# Fragmento de página:
────────
Pablo Iglesias ha presidido este sábado el transcurso del Consejo Ciudadano Estatal de Podemos y ha querido utilizar ese acto para proclamar una visión unitaria con respecto a las consecuencias que el pacto con el PSOE en Castilla-La Mancha pudiera tener en el mapa de acuerdos y proyectos nacional. El líder de la formación morada ha pretendido sentar las bases de la unidad de criterios y negar la división provocada en sus filas por el apoyo a Page.
"Castilla-La Mancha no es un laboratorio, ni un experimento para nadie", ha afirmado en un contexto en el que se han evidenciado las discrepancias internas con respecto al mencionado acuerdo con los socliastas. De hecho, no han acudido al acto dos piezas clave de su partido: los Anticapitalistas como Miguel Urbán o Teresa Rodríguez, críticos con el acuerdo.
Iglesias ha incidido en que ese pacto particular con conlleva la necesidad de plegarse a gobernar con el PSOE de Pedro Sánchez, ya que Podemos "está en condiciones de gobernar" en solitario. Eso sí, ante la tesitura de las coaliciones, el mandatario ha asegurado que cuando Podemos está en un Gobierno "ofrece garantías" y hace que el PSOE pierda "la tentación de gobernar con el PP, que es lo que, algunos decían, estaba en los planes de García-Page".
"A mí no me sobra nadie en esta organización" ha recalcado el jefe de la manada populista, al tiempo que ha valorado que en el debate interno haya compañeros que valoren las "oportunidades de entrar en un Gobierno" y otros lo hagan en "los riesgos". "Todo el mundo tiene su sitio en Podemos, se debate y luego decide la militancia y los inscritos", ha argumentado antes de sentirse satisfecho porque haya "compañeros críticos". Esa situación, ha explicado, es una "ventaja".
También ha querido el secretario general de Podemos que se entienda la "plena autonomía" para decidir en su territorio de cada delegación del partido. Y es que, ha expuesto, la decisión y la soberanía última está en los inscritos.
Aún así, Iglesias ha abierto la puerta a gobiernos de coalición para el Ejecutivo central. Está abierto, ha dicho, a acordar con otras fuerzas "sobre la base de un programa que beneficie a las mayorías sociales, termine con los recortes y asuma que España es diversa". "Somos una fuerza política con vocación de Gobierno" ha subrayado un dirigente que ha recordado que su aspiración "es sacar al PP de La Moncloa" y hacer un Ejecutivo "más sensato".
Iglesias ha pedido "respeto" para Castilla-La Mancha y ha negado que haya habido un cambio de opinión con respecto al apoyo a Page. Dicho acuerdo de investidura fue rehusado por Podemos hace meses, pero ahora vuelven a tender su mano al socialista para que se aprueben sus Presupuestos. Una ayuda esencial que muchos han interpretado como el aperitivo a una entente a nivel español con Pedro Sánchez. "No ha habido tal cambio de opinión pero sí de realidades y de correlaciones de fuerzas", ha asumido.
"Y la realidad es que muchos calculaban que el PSOE siempre iba estar más cerca del PP y de Ciudadanos que de Podemos pero en este país han cambiado muchas cosas. En política no hay que confiar tanto en las personas como en los hechos o en las garantías y nosotros no tenemos por qué confiar o desconfiar de la palabra de alguien. Nosotros firmamos acuerdos y esos acuerdos se tienen que aplicar con políticas públicas específicas", ha explicado.
"Lo que está ocurriendo en España no tiene que ver con nuestra acción política y sí con cambios que afectan a todas las formaciones de este país", ha añadido un representante político que compartió implicación personal con Pedro Sánchez en la recuperación de la alianza de sus partidos para Castilla-La Mancha.
────────
# Acción requerida A:
Traduce al inglés la siguiente oración del fragmento de página: «Iglesias ha pedido "respeto" para Castilla-La Mancha y ha negado que haya habido un cambio de opinión con respecto al apoyo a Page.»
# Acción requerida B:
Enumera todas las personas que el fragmento de página menciona por su nombre.
Los registros no intervienen para nada en esto.

# Datos proporcionados:
────────
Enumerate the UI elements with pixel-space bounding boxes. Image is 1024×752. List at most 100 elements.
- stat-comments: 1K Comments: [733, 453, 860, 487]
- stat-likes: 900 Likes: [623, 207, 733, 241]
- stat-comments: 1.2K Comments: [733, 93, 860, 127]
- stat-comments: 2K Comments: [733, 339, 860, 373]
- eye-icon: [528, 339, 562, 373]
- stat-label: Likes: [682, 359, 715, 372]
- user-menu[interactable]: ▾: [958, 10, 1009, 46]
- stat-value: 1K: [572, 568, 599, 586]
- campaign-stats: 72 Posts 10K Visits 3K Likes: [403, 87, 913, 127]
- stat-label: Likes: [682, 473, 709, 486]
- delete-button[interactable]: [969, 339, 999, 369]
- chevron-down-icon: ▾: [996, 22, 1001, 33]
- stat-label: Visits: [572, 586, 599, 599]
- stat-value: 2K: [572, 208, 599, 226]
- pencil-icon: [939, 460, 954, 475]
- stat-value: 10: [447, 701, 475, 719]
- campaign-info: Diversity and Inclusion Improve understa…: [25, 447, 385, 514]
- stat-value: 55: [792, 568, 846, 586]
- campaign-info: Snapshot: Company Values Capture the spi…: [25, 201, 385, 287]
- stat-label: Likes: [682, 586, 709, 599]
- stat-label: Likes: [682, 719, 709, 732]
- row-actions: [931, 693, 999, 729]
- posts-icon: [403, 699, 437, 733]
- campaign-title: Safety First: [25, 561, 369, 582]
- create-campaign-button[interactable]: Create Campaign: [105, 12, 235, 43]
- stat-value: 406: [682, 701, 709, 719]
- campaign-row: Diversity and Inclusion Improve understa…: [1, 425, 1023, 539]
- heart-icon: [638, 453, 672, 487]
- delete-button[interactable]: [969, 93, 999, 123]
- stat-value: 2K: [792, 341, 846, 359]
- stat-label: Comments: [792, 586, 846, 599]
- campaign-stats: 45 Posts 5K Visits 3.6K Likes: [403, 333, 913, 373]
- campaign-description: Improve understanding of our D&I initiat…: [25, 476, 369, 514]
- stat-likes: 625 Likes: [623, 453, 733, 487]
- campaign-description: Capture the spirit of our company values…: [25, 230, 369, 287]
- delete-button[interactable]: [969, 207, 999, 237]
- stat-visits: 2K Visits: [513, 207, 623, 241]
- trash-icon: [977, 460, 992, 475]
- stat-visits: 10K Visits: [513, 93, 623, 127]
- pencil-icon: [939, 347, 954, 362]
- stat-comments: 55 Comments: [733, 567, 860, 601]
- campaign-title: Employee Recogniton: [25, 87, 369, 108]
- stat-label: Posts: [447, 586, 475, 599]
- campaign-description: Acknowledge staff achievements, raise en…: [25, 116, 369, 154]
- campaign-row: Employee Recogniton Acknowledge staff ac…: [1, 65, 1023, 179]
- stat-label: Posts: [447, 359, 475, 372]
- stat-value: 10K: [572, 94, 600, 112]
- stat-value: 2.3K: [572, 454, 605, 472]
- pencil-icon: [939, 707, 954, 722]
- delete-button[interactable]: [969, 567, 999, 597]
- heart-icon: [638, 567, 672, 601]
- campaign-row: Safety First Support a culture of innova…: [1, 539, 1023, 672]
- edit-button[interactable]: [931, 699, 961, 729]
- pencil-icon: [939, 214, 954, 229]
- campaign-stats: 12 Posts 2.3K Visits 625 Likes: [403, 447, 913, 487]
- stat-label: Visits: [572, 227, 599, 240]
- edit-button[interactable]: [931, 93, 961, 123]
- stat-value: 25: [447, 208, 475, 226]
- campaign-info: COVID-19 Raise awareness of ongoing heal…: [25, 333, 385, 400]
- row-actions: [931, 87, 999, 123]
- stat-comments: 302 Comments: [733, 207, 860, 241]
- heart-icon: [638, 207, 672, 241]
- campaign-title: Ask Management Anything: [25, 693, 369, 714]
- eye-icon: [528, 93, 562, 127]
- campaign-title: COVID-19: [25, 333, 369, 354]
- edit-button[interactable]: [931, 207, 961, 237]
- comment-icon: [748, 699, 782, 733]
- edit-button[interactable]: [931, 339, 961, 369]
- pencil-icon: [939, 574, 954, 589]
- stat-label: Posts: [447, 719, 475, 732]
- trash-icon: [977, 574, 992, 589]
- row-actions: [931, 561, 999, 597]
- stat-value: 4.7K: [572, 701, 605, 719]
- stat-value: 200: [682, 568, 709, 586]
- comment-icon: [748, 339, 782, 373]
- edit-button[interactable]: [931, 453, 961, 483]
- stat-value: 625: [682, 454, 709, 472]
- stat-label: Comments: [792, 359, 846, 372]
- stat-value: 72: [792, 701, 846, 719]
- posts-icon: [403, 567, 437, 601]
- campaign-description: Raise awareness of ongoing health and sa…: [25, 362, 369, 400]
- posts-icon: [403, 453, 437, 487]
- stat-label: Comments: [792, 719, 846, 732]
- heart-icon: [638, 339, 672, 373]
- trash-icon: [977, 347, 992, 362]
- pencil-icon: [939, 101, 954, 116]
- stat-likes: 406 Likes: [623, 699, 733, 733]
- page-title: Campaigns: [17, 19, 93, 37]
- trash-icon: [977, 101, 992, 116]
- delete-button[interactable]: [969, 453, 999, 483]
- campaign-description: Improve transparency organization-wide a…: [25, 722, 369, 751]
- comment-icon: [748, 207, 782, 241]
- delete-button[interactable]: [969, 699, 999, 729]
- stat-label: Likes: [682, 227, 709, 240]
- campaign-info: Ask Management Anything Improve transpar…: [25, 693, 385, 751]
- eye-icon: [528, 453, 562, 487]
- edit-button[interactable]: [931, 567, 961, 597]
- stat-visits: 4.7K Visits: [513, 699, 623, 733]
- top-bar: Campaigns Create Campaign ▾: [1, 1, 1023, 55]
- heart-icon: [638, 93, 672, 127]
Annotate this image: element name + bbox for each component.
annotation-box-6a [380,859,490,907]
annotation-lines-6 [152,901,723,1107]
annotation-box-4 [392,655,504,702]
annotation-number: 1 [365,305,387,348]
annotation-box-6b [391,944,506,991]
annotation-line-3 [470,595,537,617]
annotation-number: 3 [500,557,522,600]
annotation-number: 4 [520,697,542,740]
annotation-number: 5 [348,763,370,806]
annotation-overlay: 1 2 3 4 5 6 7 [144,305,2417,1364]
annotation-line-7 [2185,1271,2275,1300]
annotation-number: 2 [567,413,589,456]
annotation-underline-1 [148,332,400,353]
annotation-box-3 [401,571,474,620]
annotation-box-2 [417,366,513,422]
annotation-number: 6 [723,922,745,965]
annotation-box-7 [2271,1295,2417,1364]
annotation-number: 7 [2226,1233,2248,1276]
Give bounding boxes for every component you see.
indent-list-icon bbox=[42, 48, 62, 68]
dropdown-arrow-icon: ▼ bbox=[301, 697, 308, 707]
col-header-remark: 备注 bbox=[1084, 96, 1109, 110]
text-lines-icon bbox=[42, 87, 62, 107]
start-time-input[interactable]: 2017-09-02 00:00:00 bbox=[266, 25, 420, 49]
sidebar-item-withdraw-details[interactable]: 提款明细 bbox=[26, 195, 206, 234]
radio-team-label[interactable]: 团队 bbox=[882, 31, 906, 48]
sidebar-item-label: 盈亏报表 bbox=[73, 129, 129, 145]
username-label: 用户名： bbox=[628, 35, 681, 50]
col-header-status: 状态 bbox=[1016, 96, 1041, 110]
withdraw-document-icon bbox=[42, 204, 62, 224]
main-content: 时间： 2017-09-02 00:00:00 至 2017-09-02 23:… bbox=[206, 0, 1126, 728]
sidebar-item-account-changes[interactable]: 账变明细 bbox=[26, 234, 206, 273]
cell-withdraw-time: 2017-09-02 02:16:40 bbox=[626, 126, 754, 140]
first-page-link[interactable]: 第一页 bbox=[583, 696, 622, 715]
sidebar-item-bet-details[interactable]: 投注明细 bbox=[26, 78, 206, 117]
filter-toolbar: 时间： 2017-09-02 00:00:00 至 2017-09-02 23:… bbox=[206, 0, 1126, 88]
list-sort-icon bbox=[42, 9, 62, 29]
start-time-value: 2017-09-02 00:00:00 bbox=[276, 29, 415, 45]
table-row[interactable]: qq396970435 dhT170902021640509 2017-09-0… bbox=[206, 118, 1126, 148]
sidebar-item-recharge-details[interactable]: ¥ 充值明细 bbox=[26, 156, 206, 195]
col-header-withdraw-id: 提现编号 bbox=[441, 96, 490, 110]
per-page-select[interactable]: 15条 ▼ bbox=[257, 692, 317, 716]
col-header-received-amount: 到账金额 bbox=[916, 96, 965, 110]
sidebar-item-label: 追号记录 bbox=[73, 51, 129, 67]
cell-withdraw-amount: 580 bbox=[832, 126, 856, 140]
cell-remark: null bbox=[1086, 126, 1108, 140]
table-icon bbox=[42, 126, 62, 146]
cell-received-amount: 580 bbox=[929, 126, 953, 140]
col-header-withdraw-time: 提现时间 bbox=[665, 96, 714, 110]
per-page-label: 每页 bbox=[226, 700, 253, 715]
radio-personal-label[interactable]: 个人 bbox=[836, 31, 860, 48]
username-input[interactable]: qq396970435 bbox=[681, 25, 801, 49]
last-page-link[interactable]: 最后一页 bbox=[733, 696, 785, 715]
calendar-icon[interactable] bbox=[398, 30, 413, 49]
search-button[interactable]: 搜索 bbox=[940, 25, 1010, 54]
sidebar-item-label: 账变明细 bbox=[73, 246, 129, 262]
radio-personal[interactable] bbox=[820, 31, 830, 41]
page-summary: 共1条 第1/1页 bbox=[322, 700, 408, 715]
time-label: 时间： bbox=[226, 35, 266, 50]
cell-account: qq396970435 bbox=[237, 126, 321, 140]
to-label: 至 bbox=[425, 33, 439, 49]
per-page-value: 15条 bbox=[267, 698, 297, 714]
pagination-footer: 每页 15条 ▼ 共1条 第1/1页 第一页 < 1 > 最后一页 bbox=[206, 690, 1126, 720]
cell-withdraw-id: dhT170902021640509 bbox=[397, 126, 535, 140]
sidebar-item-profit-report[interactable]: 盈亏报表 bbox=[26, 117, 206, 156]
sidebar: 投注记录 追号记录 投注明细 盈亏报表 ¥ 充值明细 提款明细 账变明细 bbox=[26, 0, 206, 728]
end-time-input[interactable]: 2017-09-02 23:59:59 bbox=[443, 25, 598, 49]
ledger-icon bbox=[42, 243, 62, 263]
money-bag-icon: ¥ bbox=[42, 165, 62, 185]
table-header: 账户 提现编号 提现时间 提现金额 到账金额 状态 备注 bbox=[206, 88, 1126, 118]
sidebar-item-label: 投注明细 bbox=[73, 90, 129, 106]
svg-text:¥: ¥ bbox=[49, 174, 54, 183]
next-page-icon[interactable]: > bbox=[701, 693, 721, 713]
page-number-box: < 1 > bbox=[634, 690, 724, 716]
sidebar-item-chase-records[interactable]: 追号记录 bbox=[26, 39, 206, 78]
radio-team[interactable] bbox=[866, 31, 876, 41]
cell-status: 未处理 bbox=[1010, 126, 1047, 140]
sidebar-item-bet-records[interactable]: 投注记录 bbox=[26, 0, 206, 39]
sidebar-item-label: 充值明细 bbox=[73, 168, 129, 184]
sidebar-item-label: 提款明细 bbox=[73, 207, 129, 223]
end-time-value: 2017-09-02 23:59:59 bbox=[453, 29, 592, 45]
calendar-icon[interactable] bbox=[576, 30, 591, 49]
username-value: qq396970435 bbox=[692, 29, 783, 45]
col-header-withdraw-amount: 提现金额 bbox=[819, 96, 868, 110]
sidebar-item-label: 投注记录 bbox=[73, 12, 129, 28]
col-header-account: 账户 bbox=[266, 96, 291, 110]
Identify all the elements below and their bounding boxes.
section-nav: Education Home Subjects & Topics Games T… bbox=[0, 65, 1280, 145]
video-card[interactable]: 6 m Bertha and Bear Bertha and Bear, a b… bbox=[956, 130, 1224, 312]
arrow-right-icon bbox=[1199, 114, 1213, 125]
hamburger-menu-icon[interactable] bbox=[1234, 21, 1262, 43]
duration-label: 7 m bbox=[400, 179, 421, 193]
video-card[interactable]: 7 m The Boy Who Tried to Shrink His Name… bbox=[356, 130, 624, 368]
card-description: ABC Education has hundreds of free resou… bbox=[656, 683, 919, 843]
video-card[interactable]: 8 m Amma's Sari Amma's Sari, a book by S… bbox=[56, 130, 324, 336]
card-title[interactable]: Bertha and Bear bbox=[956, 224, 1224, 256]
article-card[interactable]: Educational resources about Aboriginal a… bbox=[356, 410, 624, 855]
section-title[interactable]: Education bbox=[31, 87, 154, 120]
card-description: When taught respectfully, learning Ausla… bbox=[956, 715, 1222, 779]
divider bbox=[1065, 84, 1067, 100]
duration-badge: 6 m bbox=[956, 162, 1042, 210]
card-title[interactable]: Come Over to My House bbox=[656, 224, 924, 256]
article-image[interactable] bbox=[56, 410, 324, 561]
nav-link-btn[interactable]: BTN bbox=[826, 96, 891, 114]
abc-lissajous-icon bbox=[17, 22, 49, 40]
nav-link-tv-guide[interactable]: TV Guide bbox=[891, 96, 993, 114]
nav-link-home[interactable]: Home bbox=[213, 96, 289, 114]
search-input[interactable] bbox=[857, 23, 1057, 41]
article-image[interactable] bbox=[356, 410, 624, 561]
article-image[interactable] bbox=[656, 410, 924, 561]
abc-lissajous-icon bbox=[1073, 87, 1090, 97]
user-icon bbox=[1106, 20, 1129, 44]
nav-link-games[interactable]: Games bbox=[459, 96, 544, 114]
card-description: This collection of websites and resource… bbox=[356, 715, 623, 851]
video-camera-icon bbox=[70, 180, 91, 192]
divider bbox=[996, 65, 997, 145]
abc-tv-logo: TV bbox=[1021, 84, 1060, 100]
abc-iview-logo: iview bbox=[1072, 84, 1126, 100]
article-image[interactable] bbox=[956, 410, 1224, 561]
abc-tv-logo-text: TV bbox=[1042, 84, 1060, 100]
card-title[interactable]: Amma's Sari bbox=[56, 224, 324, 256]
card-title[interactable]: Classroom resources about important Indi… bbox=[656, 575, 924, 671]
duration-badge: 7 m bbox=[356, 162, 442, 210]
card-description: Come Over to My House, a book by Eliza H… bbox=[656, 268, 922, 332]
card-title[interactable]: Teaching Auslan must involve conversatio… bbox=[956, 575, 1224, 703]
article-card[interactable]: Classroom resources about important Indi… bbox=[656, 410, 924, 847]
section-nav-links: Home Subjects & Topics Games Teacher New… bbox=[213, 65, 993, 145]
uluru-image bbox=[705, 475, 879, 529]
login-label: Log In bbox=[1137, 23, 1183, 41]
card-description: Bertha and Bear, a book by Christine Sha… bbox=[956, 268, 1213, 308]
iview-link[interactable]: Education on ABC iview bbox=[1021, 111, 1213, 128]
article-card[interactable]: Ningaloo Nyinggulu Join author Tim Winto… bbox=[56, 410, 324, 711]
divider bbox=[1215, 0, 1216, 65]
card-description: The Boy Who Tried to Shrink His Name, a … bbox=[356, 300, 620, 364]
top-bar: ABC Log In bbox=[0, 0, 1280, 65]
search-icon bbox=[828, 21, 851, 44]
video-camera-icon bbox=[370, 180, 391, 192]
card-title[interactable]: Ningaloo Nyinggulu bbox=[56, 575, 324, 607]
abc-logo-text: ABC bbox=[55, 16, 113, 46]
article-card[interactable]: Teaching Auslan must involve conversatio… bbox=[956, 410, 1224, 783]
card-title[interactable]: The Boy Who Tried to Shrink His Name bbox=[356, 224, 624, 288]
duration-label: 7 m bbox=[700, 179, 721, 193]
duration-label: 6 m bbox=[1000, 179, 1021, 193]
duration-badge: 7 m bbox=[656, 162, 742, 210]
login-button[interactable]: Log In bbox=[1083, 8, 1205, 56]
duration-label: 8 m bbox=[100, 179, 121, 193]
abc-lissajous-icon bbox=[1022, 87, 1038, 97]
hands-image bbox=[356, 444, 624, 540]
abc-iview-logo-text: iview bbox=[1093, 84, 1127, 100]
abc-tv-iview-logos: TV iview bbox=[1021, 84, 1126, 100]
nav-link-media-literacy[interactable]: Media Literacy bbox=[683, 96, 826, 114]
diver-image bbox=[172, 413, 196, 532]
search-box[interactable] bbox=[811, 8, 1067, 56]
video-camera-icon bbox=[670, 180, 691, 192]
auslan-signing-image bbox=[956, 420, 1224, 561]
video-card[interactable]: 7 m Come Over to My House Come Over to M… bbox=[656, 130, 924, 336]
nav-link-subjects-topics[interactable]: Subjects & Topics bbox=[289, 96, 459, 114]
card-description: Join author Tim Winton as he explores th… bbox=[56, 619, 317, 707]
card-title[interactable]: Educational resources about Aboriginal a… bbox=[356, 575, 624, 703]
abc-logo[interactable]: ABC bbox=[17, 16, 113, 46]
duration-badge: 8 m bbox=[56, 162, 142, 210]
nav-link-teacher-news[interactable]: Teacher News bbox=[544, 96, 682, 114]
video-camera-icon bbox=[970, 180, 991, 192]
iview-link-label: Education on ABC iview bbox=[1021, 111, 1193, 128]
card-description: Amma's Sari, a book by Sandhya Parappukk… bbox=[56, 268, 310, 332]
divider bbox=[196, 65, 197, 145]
────────
# Espacio de respuesta A:
Iglesias asked for "respect" for Castilla-La Mancha and denied that there had been a change of opinion regarding the support for Page.

# Espacio de respuesta B:
Pablo Iglesias, García-Page, Miguel Urbán, Teresa Rodríguez, Pedro Sánchez